*EXERCISE INSTRUCTIONS*. Check every line of the entries below for the word "lights", and copy the ones that have it.

*RAW DATA*.

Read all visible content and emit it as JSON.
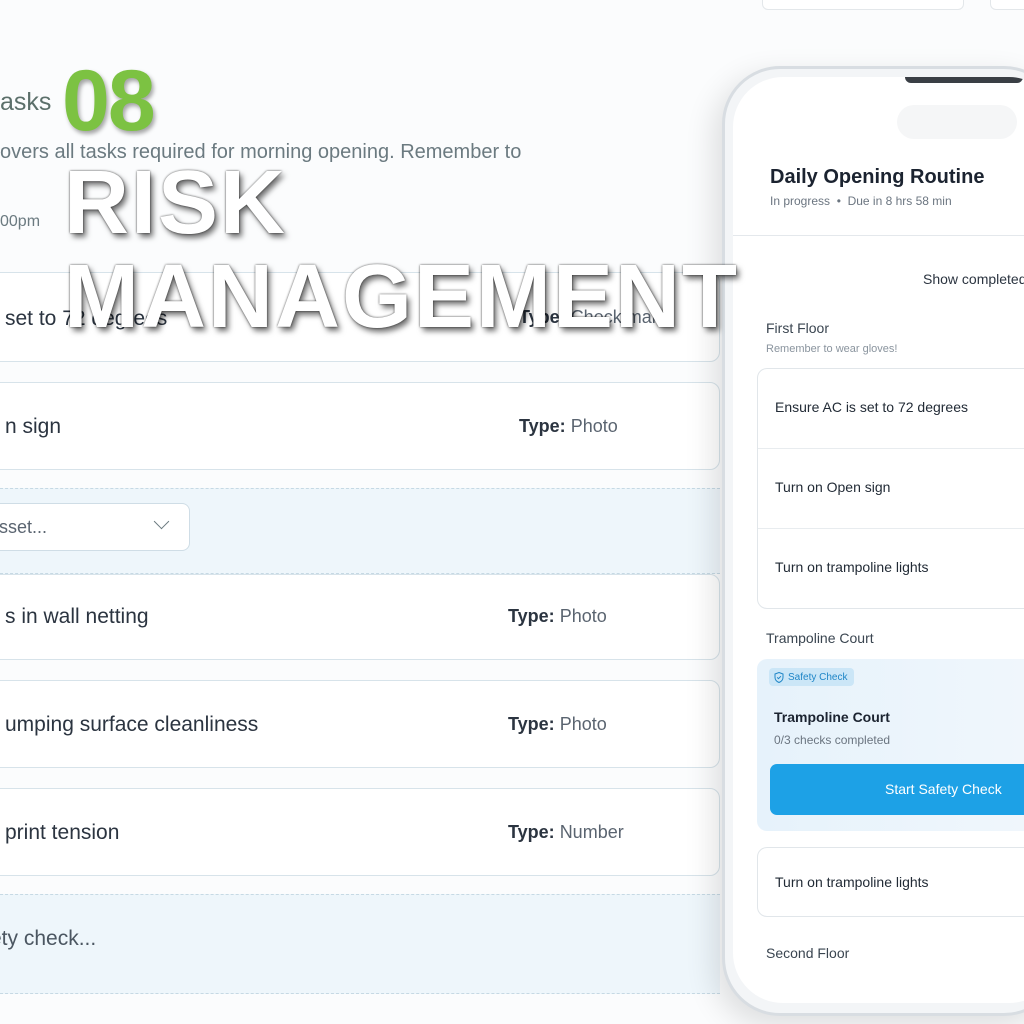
{
  "background_app": {
    "heading": "asks",
    "description": "overs all tasks required for morning opening. Remember to",
    "time": "00pm",
    "rows": [
      {
        "title": "set to 72 degrees",
        "type_label": "Type:",
        "type_value": "Check mark"
      },
      {
        "title": "n sign",
        "type_label": "Type:",
        "type_value": "Photo"
      },
      {
        "title": "s in wall netting",
        "type_label": "Type:",
        "type_value": "Photo"
      },
      {
        "title": "umping surface cleanliness",
        "type_label": "Type:",
        "type_value": "Photo"
      },
      {
        "title": "print tension",
        "type_label": "Type:",
        "type_value": "Number"
      }
    ],
    "asset_select_placeholder": "asset...",
    "safety_check_drop": "ety check..."
  },
  "overlay": {
    "number": "08",
    "line1": "RISK",
    "line2": "MANAGEMENT"
  },
  "phone": {
    "title": "Daily Opening Routine",
    "status": "In progress",
    "separator": "•",
    "due": "Due in 8 hrs 58 min",
    "show_completed": "Show completed",
    "sections": {
      "first_floor": "First Floor",
      "first_floor_note": "Remember to wear gloves!",
      "trampoline_court": "Trampoline Court",
      "second_floor": "Second Floor"
    },
    "first_floor_items": [
      "Ensure AC is set to 72 degrees",
      "Turn on Open sign",
      "Turn on trampoline lights"
    ],
    "safety_card": {
      "badge": "Safety Check",
      "title": "Trampoline Court",
      "progress_text": "0/3 checks completed",
      "button": "Start Safety Check"
    },
    "after_court_item": "Turn on trampoline lights"
  },
  "colors": {
    "overlay_number": "#7cc242",
    "primary_button": "#1da1e6",
    "badge_bg": "#cbe6f7"
  },
  "icons": {
    "safety_badge": "shield-check-icon",
    "select": "chevron-down-icon"
  }
}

*SOLUTION TO THIS PROBLEM*.
      "Turn on trampoline lights"
    "after_court_item": "Turn on trampoline lights"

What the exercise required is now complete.